____ Given information
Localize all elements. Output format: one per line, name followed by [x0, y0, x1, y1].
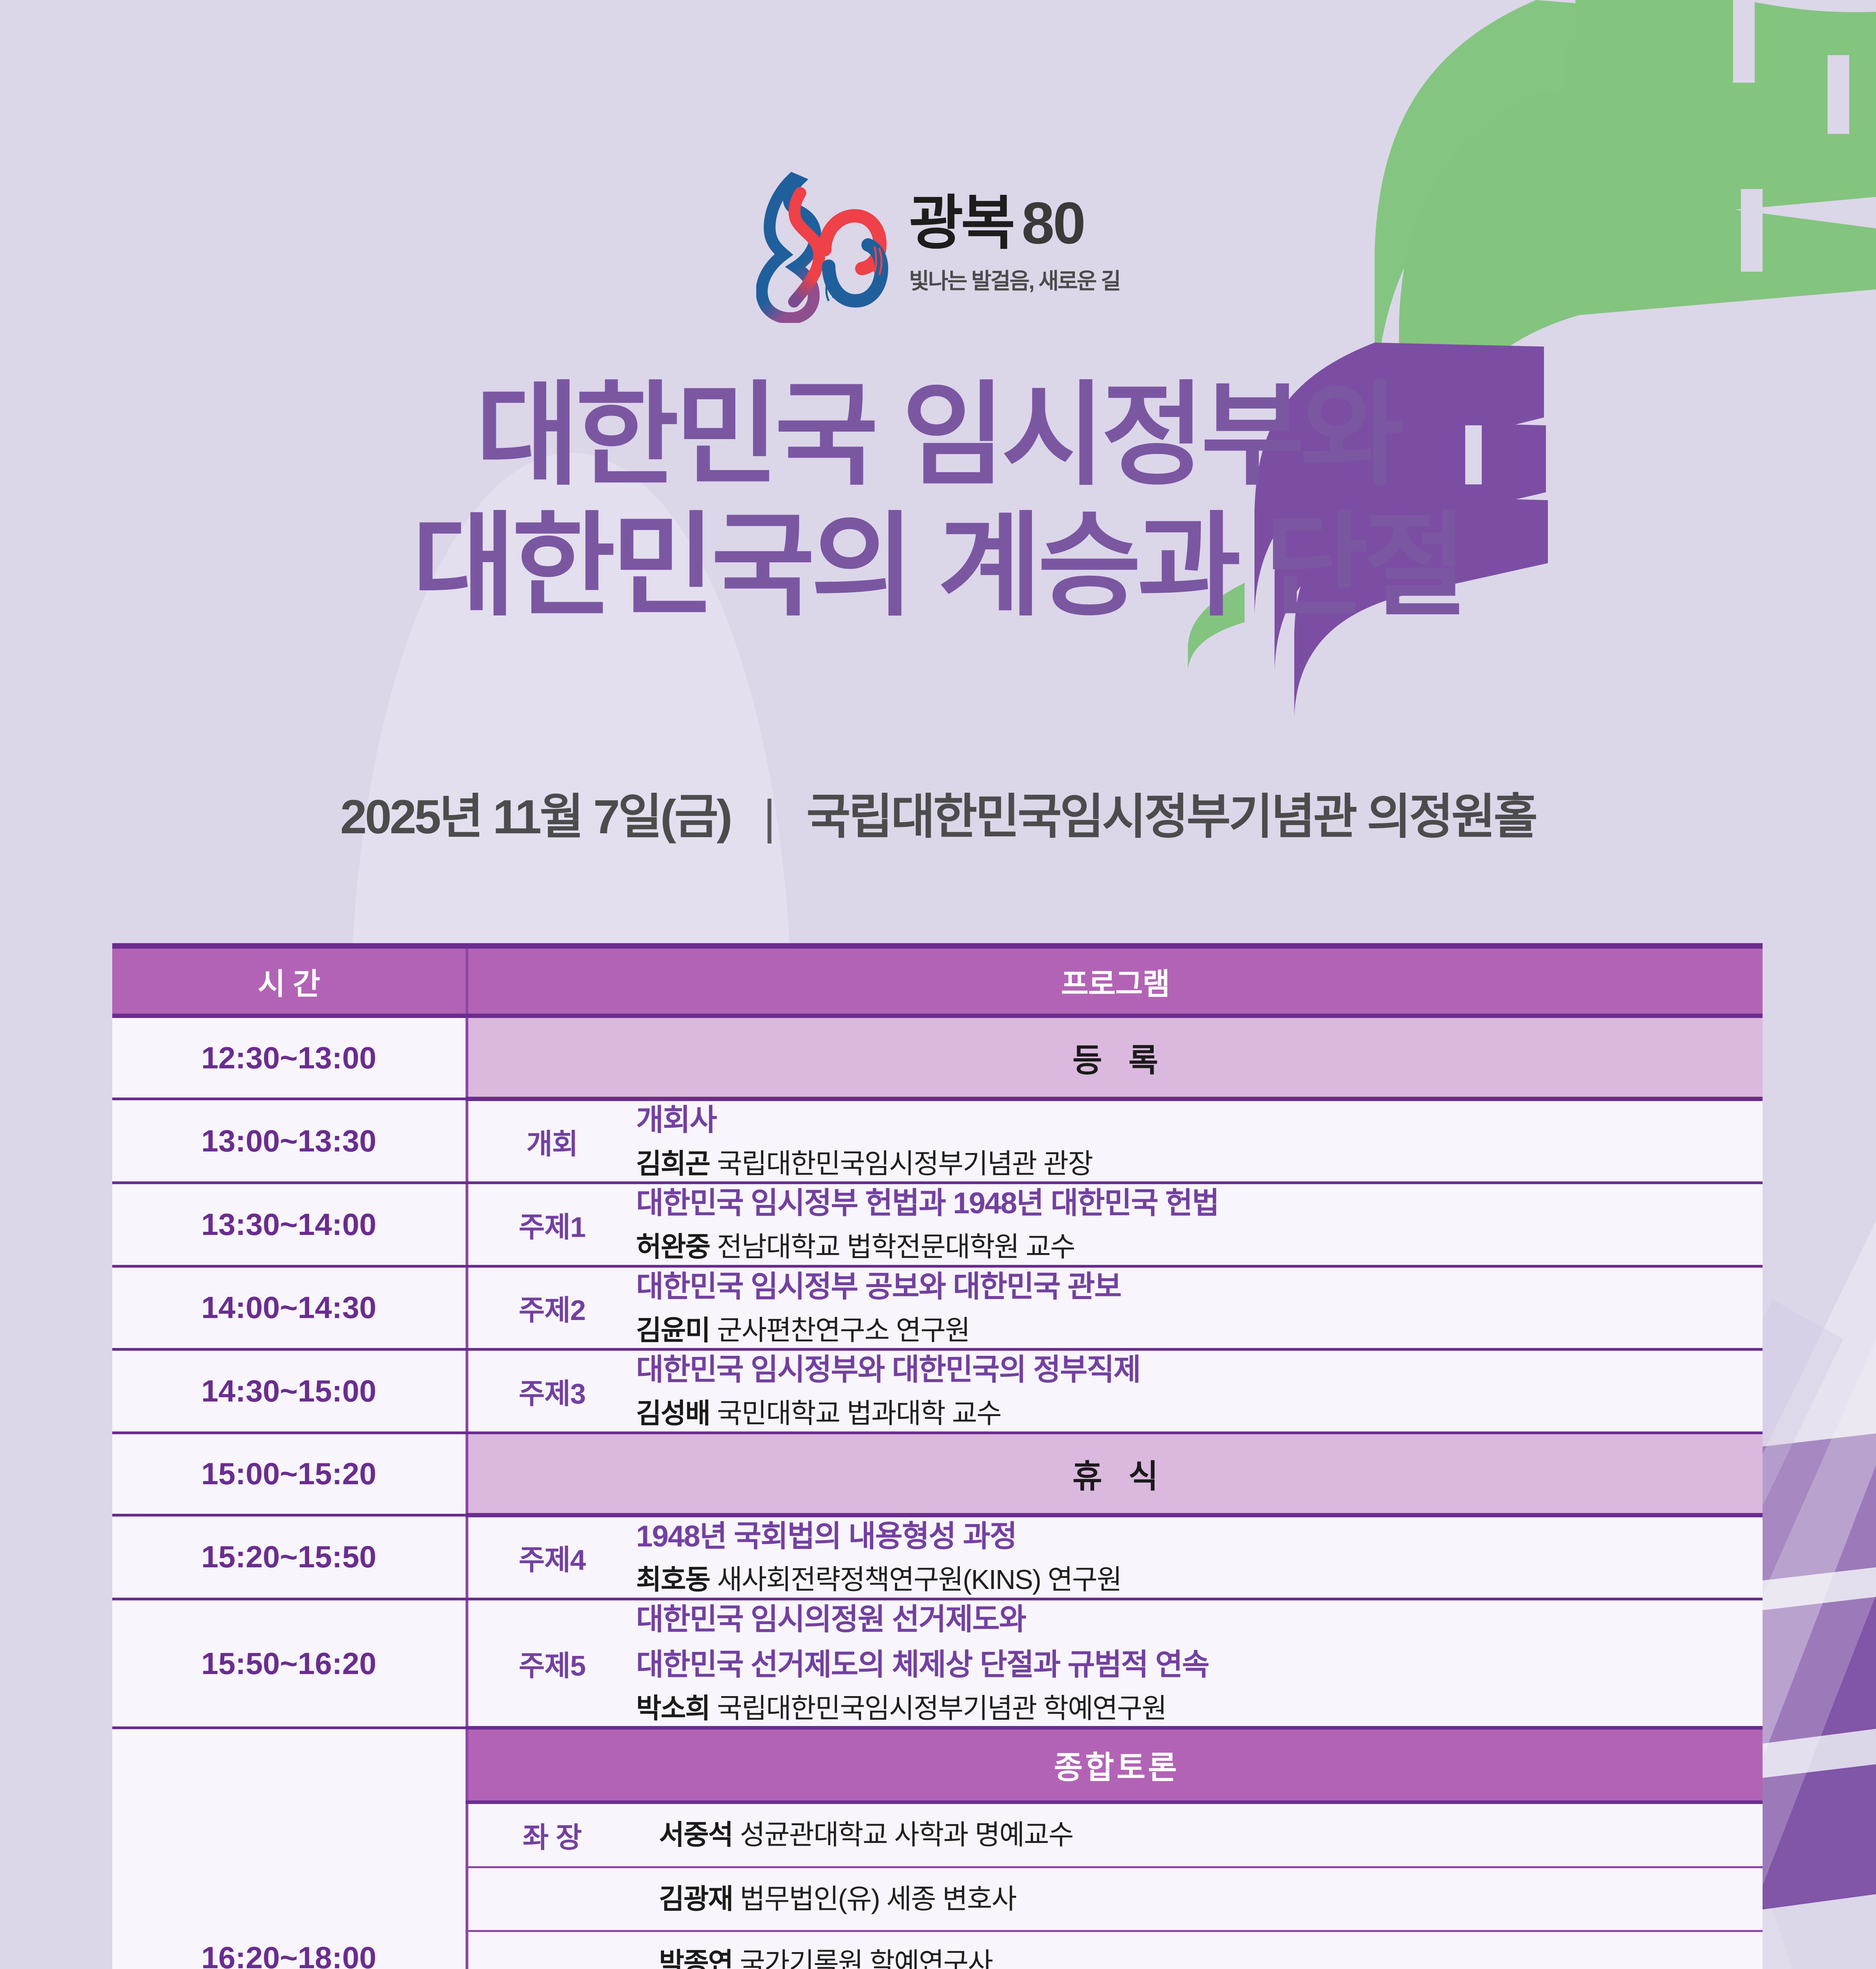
program-title-line2: 대한민국 선거제도의 체제상 단절과 규범적 연속: [636, 1646, 1763, 1685]
row-program: 대한민국 임시정부 공보와 대한민국 관보 김윤미군사편찬연구소 연구원: [636, 1266, 1763, 1349]
row-time: 14:00~14:30: [112, 1266, 467, 1349]
speaker-name: 김희곤: [636, 1148, 710, 1179]
program-speaker: 허완중전남대학교 법학전문대학원 교수: [636, 1229, 1763, 1265]
discussion-time: 16:20~18:00: [112, 1728, 467, 1969]
program-speaker: 박종연국가기록원 학예연구사: [659, 1945, 1763, 1969]
speaker-name: 최호동: [636, 1564, 710, 1595]
column-header-program: 프로그램: [467, 946, 1763, 1016]
row-time: 12:30~13:00: [112, 1016, 467, 1099]
speaker-affiliation: 새사회전략정책연구원(KINS) 연구원: [717, 1564, 1121, 1595]
event-subtitle: 2025년 11월 7일(금) | 국립대한민국임시정부기념관 의정원홀: [0, 778, 1876, 847]
speaker-affiliation: 성균관대학교 사학과 명예교수: [740, 1819, 1073, 1850]
program-speaker: 김광재법무법인(유) 세종 변호사: [659, 1882, 1763, 1917]
program-speaker: 박소희국립대한민국임시정부기념관 학예연구원: [636, 1691, 1763, 1726]
row-tag: 주제1: [467, 1183, 636, 1266]
speaker-affiliation: 국립대한민국임시정부기념관 관장: [717, 1148, 1092, 1179]
row-time: 15:50~16:20: [112, 1599, 467, 1728]
gwangbok80-emblem: 광복 80 빛나는 발걸음, 새로운 길: [0, 165, 1876, 323]
row-band-label: 등 록: [467, 1016, 1763, 1099]
row-program: 서중석성균관대학교 사학과 명예교수: [636, 1802, 1763, 1867]
row-program: 대한민국 임시정부와 대한민국의 정부직제 김성배국민대학교 법과대학 교수: [636, 1350, 1763, 1433]
program-title: 대한민국 임시정부 공보와 대한민국 관보: [636, 1268, 1763, 1307]
table-row: 12:30~13:00 등 록: [112, 1016, 1763, 1099]
row-tag: 주제2: [467, 1266, 636, 1349]
row-tag: [467, 1867, 636, 1931]
table-row: 15:20~15:50 주제4 1948년 국회법의 내용형성 과정 최호동새사…: [112, 1515, 1763, 1599]
speaker-name: 서중석: [659, 1819, 733, 1850]
subtitle-separator: |: [763, 789, 774, 844]
program-title: 1948년 국회법의 내용형성 과정: [636, 1517, 1763, 1556]
program-speaker: 김성배국민대학교 법과대학 교수: [636, 1396, 1763, 1431]
program-speaker: 김윤미군사편찬연구소 연구원: [636, 1313, 1763, 1348]
speaker-name: 박소희: [636, 1693, 710, 1724]
table-row: 15:00~15:20 휴 식: [112, 1433, 1763, 1515]
row-program: 박종연국가기록원 학예연구사: [636, 1931, 1763, 1969]
speaker-affiliation: 전남대학교 법학전문대학원 교수: [717, 1231, 1075, 1262]
row-program: 대한민국 임시정부 헌법과 1948년 대한민국 헌법 허완중전남대학교 법학전…: [636, 1183, 1763, 1266]
row-time: 15:00~15:20: [112, 1433, 467, 1515]
row-band-label: 휴 식: [467, 1433, 1763, 1515]
table-row: 14:00~14:30 주제2 대한민국 임시정부 공보와 대한민국 관보 김윤…: [112, 1266, 1763, 1349]
emblem-kr-label: 광복: [909, 193, 1013, 252]
row-time: 15:20~15:50: [112, 1515, 467, 1599]
program-speaker: 서중석성균관대학교 사학과 명예교수: [659, 1817, 1763, 1853]
speaker-name: 김광재: [659, 1884, 733, 1914]
table-header-row: 시 간 프로그램: [112, 946, 1763, 1016]
row-time: 14:30~15:00: [112, 1350, 467, 1433]
table-row: 15:50~16:20 주제5 대한민국 임시의정원 선거제도와 대한민국 선거…: [112, 1599, 1763, 1728]
speaker-affiliation: 국민대학교 법과대학 교수: [717, 1398, 1001, 1429]
table-row: 14:30~15:00 주제3 대한민국 임시정부와 대한민국의 정부직제 김성…: [112, 1350, 1763, 1433]
emblem-tagline: 빛나는 발걸음, 새로운 길: [909, 263, 1120, 295]
table-row: 13:00~13:30 개회 개회사 김희곤국립대한민국임시정부기념관 관장: [112, 1099, 1763, 1183]
page-title-line2: 대한민국의 계승과 단절: [0, 501, 1876, 632]
speaker-name: 박종연: [659, 1947, 733, 1969]
speaker-name: 김윤미: [636, 1315, 710, 1346]
speaker-affiliation: 국립대한민국임시정부기념관 학예연구원: [717, 1693, 1166, 1724]
program-title: 대한민국 임시의정원 선거제도와: [636, 1600, 1763, 1639]
program-table: 시 간 프로그램 12:30~13:00 등 록 13:00~13:30 개회 …: [112, 943, 1763, 1969]
row-tag: 좌 장: [467, 1802, 636, 1867]
table-row: 13:30~14:00 주제1 대한민국 임시정부 헌법과 1948년 대한민국…: [112, 1183, 1763, 1266]
column-header-time: 시 간: [112, 946, 467, 1016]
row-tag: 주제4: [467, 1515, 636, 1599]
speaker-name: 허완중: [636, 1231, 710, 1262]
speaker-name: 김성배: [636, 1398, 710, 1429]
discussion-band-label: 종합토론: [467, 1728, 1763, 1802]
gwangbok80-wordmark: 광복 80 빛나는 발걸음, 새로운 길: [909, 193, 1120, 295]
row-program: 1948년 국회법의 내용형성 과정 최호동새사회전략정책연구원(KINS) 연…: [636, 1515, 1763, 1599]
page-title-line1: 대한민국 임시정부와: [0, 370, 1876, 501]
speaker-affiliation: 군사편찬연구소 연구원: [717, 1315, 969, 1346]
row-tag: 개회: [467, 1099, 636, 1183]
program-speaker: 최호동새사회전략정책연구원(KINS) 연구원: [636, 1562, 1763, 1598]
row-program: 개회사 김희곤국립대한민국임시정부기념관 관장: [636, 1099, 1763, 1183]
speaker-affiliation: 국가기록원 학예연구사: [740, 1947, 992, 1969]
program-title: 개회사: [636, 1101, 1763, 1140]
program-title: 대한민국 임시정부 헌법과 1948년 대한민국 헌법: [636, 1184, 1763, 1223]
discussion-band-row: 16:20~18:00 종합토론: [112, 1728, 1763, 1802]
program-speaker: 김희곤국립대한민국임시정부기념관 관장: [636, 1146, 1763, 1182]
gwangbok80-symbol-icon: [756, 165, 890, 323]
row-tag: 주제5: [467, 1599, 636, 1728]
row-time: 13:00~13:30: [112, 1099, 467, 1183]
row-program: 대한민국 임시의정원 선거제도와 대한민국 선거제도의 체제상 단절과 규범적 …: [636, 1599, 1763, 1728]
event-venue: 국립대한민국임시정부기념관 의정원홀: [806, 790, 1536, 844]
poster-root: 광복 80 빛나는 발걸음, 새로운 길 대한민국 임시정부와 대한민국의 계승…: [0, 0, 1876, 1969]
event-date: 2025년 11월 7일(금): [340, 790, 731, 844]
program-title: 대한민국 임시정부와 대한민국의 정부직제: [636, 1351, 1763, 1390]
row-tag: [467, 1931, 636, 1969]
page-title: 대한민국 임시정부와 대한민국의 계승과 단절: [0, 370, 1876, 632]
row-tag: 주제3: [467, 1350, 636, 1433]
row-time: 13:30~14:00: [112, 1183, 467, 1266]
emblem-number: 80: [1022, 193, 1084, 252]
row-program: 김광재법무법인(유) 세종 변호사: [636, 1867, 1763, 1931]
speaker-affiliation: 법무법인(유) 세종 변호사: [740, 1884, 1016, 1914]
________
Requirements ▸
Rewrite every line of the material above, replacing "row-tag" with "row-label" and leaving everything else unchanged. Leave out the pictures.

Exercise answer ▸
Localize all elements. Output format: one per line, name followed by [x0, y0, x1, y1].
program-title-line2: 대한민국 선거제도의 체제상 단절과 규범적 연속: [636, 1646, 1763, 1685]
row-program: 대한민국 임시정부 공보와 대한민국 관보 김윤미군사편찬연구소 연구원: [636, 1266, 1763, 1349]
row-time: 14:00~14:30: [112, 1266, 467, 1349]
speaker-name: 김희곤: [636, 1148, 710, 1179]
program-speaker: 허완중전남대학교 법학전문대학원 교수: [636, 1229, 1763, 1265]
discussion-time: 16:20~18:00: [112, 1728, 467, 1969]
program-speaker: 박종연국가기록원 학예연구사: [659, 1945, 1763, 1969]
speaker-name: 최호동: [636, 1564, 710, 1595]
column-header-program: 프로그램: [467, 946, 1763, 1016]
row-time: 12:30~13:00: [112, 1016, 467, 1099]
speaker-affiliation: 새사회전략정책연구원(KINS) 연구원: [717, 1564, 1121, 1595]
event-subtitle: 2025년 11월 7일(금) | 국립대한민국임시정부기념관 의정원홀: [0, 778, 1876, 847]
speaker-affiliation: 성균관대학교 사학과 명예교수: [740, 1819, 1073, 1850]
program-speaker: 김광재법무법인(유) 세종 변호사: [659, 1882, 1763, 1917]
program-speaker: 박소희국립대한민국임시정부기념관 학예연구원: [636, 1691, 1763, 1726]
row-label: 주제1: [467, 1183, 636, 1266]
speaker-affiliation: 국립대한민국임시정부기념관 관장: [717, 1148, 1092, 1179]
row-time: 15:50~16:20: [112, 1599, 467, 1728]
gwangbok80-emblem: 광복 80 빛나는 발걸음, 새로운 길: [0, 165, 1876, 323]
row-band-label: 등 록: [467, 1016, 1763, 1099]
row-program: 서중석성균관대학교 사학과 명예교수: [636, 1802, 1763, 1867]
row-program: 대한민국 임시정부와 대한민국의 정부직제 김성배국민대학교 법과대학 교수: [636, 1350, 1763, 1433]
program-title: 대한민국 임시정부 공보와 대한민국 관보: [636, 1268, 1763, 1307]
table-row: 12:30~13:00 등 록: [112, 1016, 1763, 1099]
row-label: 주제2: [467, 1266, 636, 1349]
row-label: [467, 1867, 636, 1931]
table-row: 15:20~15:50 주제4 1948년 국회법의 내용형성 과정 최호동새사…: [112, 1515, 1763, 1599]
speaker-name: 서중석: [659, 1819, 733, 1850]
subtitle-separator: |: [763, 789, 774, 844]
program-title: 1948년 국회법의 내용형성 과정: [636, 1517, 1763, 1556]
program-speaker: 김성배국민대학교 법과대학 교수: [636, 1396, 1763, 1431]
program-speaker: 김윤미군사편찬연구소 연구원: [636, 1313, 1763, 1348]
speaker-name: 박소희: [636, 1693, 710, 1724]
table-row: 15:00~15:20 휴 식: [112, 1433, 1763, 1515]
row-program: 박종연국가기록원 학예연구사: [636, 1931, 1763, 1969]
speaker-affiliation: 전남대학교 법학전문대학원 교수: [717, 1231, 1075, 1262]
row-program: 대한민국 임시정부 헌법과 1948년 대한민국 헌법 허완중전남대학교 법학전…: [636, 1183, 1763, 1266]
row-time: 15:00~15:20: [112, 1433, 467, 1515]
row-band-label: 휴 식: [467, 1433, 1763, 1515]
table-row: 14:00~14:30 주제2 대한민국 임시정부 공보와 대한민국 관보 김윤…: [112, 1266, 1763, 1349]
emblem-kr-label: 광복: [909, 193, 1013, 252]
row-time: 15:20~15:50: [112, 1515, 467, 1599]
program-speaker: 서중석성균관대학교 사학과 명예교수: [659, 1817, 1763, 1853]
speaker-name: 김광재: [659, 1884, 733, 1914]
table-header-row: 시 간 프로그램: [112, 946, 1763, 1016]
row-time: 14:30~15:00: [112, 1350, 467, 1433]
table-row: 15:50~16:20 주제5 대한민국 임시의정원 선거제도와 대한민국 선거…: [112, 1599, 1763, 1728]
speaker-affiliation: 국민대학교 법과대학 교수: [717, 1398, 1001, 1429]
table-row: 14:30~15:00 주제3 대한민국 임시정부와 대한민국의 정부직제 김성…: [112, 1350, 1763, 1433]
emblem-tagline: 빛나는 발걸음, 새로운 길: [909, 263, 1120, 295]
table-row: 13:00~13:30 개회 개회사 김희곤국립대한민국임시정부기념관 관장: [112, 1099, 1763, 1183]
page-title-line2: 대한민국의 계승과 단절: [0, 501, 1876, 632]
speaker-name: 박종연: [659, 1947, 733, 1969]
speaker-name: 김윤미: [636, 1315, 710, 1346]
speaker-affiliation: 국립대한민국임시정부기념관 학예연구원: [717, 1693, 1166, 1724]
program-title: 대한민국 임시의정원 선거제도와: [636, 1600, 1763, 1639]
program-table: 시 간 프로그램 12:30~13:00 등 록 13:00~13:30 개회 …: [112, 943, 1763, 1969]
row-label: 좌 장: [467, 1802, 636, 1867]
table-row: 13:30~14:00 주제1 대한민국 임시정부 헌법과 1948년 대한민국…: [112, 1183, 1763, 1266]
column-header-time: 시 간: [112, 946, 467, 1016]
row-label: 주제4: [467, 1515, 636, 1599]
speaker-name: 허완중: [636, 1231, 710, 1262]
speaker-name: 김성배: [636, 1398, 710, 1429]
discussion-band-label: 종합토론: [467, 1728, 1763, 1802]
gwangbok80-wordmark: 광복 80 빛나는 발걸음, 새로운 길: [909, 193, 1120, 295]
row-program: 1948년 국회법의 내용형성 과정 최호동새사회전략정책연구원(KINS) 연…: [636, 1515, 1763, 1599]
page-title-line1: 대한민국 임시정부와: [0, 370, 1876, 501]
speaker-affiliation: 군사편찬연구소 연구원: [717, 1315, 969, 1346]
row-label: 개회: [467, 1099, 636, 1183]
program-speaker: 최호동새사회전략정책연구원(KINS) 연구원: [636, 1562, 1763, 1598]
row-program: 개회사 김희곤국립대한민국임시정부기념관 관장: [636, 1099, 1763, 1183]
speaker-affiliation: 국가기록원 학예연구사: [740, 1947, 992, 1969]
program-title: 개회사: [636, 1101, 1763, 1140]
program-title: 대한민국 임시정부 헌법과 1948년 대한민국 헌법: [636, 1184, 1763, 1223]
discussion-band-row: 16:20~18:00 종합토론: [112, 1728, 1763, 1802]
program-speaker: 김희곤국립대한민국임시정부기념관 관장: [636, 1146, 1763, 1182]
gwangbok80-symbol-icon: [756, 165, 890, 323]
row-label: 주제5: [467, 1599, 636, 1728]
row-time: 13:00~13:30: [112, 1099, 467, 1183]
row-program: 대한민국 임시의정원 선거제도와 대한민국 선거제도의 체제상 단절과 규범적 …: [636, 1599, 1763, 1728]
event-venue: 국립대한민국임시정부기념관 의정원홀: [806, 790, 1536, 844]
poster-root: 광복 80 빛나는 발걸음, 새로운 길 대한민국 임시정부와 대한민국의 계승…: [0, 0, 1876, 1969]
event-date: 2025년 11월 7일(금): [340, 790, 731, 844]
program-title: 대한민국 임시정부와 대한민국의 정부직제: [636, 1351, 1763, 1390]
row-label: [467, 1931, 636, 1969]
page-title: 대한민국 임시정부와 대한민국의 계승과 단절: [0, 370, 1876, 632]
row-label: 주제3: [467, 1350, 636, 1433]
row-time: 13:30~14:00: [112, 1183, 467, 1266]
emblem-number: 80: [1022, 193, 1084, 252]
row-program: 김광재법무법인(유) 세종 변호사: [636, 1867, 1763, 1931]
speaker-affiliation: 법무법인(유) 세종 변호사: [740, 1884, 1016, 1914]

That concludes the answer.